━━━ Data entries ━━━

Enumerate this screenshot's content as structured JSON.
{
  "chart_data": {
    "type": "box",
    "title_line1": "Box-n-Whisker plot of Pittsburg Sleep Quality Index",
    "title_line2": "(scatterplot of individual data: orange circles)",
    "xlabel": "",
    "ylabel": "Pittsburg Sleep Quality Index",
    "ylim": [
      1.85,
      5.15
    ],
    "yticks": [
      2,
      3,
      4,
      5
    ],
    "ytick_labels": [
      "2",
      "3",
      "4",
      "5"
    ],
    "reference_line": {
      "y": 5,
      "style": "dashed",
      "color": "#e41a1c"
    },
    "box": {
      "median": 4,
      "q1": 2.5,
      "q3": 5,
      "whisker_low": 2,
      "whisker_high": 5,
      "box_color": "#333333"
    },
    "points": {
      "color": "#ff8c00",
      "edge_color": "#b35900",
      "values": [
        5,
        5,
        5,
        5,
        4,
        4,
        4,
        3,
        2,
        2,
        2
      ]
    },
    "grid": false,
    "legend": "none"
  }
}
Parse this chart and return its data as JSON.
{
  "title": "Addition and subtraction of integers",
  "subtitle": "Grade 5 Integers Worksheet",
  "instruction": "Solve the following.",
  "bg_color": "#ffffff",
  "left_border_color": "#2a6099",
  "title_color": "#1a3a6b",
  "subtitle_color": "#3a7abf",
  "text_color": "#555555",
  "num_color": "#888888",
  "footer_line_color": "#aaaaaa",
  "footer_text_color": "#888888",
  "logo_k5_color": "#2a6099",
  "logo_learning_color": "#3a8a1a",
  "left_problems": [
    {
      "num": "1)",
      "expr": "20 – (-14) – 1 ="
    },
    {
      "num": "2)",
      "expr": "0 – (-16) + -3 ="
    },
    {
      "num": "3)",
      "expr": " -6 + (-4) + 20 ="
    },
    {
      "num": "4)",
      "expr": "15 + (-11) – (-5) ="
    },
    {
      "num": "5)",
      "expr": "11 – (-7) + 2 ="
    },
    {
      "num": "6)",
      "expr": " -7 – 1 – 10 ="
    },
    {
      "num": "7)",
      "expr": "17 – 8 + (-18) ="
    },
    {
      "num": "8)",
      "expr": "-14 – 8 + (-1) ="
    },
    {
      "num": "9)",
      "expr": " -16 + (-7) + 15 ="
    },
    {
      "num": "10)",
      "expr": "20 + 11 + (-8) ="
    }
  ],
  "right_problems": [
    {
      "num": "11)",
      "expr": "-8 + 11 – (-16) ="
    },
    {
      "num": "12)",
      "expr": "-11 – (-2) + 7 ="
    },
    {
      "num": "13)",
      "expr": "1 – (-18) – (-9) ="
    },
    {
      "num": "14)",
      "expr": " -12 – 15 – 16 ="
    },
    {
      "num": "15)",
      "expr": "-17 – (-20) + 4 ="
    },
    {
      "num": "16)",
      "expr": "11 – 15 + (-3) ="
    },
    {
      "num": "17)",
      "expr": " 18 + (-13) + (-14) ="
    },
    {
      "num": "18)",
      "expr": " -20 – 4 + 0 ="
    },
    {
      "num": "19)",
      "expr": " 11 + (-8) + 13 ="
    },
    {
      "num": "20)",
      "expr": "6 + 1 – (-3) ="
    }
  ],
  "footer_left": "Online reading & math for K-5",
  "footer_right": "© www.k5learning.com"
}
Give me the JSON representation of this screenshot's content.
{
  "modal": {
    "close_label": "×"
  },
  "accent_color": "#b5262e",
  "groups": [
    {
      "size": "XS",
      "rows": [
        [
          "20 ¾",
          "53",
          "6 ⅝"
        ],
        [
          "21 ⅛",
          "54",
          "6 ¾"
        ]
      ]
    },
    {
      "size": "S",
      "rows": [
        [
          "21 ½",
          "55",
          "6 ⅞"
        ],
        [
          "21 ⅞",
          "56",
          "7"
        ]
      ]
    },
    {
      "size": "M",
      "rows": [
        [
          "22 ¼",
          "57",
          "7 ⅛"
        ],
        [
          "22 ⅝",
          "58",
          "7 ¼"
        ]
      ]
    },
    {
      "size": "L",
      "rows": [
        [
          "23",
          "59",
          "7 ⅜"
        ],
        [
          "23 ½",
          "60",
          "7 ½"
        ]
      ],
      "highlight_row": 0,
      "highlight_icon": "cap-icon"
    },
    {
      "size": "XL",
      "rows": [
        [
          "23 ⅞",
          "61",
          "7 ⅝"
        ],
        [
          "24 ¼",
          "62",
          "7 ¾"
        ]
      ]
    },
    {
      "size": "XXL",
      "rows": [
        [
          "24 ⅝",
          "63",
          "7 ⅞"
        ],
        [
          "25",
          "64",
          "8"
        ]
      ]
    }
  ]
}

━━━

Short exercise: Work through the data and report how many of its lines hold the word "Quality", giving only the figure.

Right answer: 2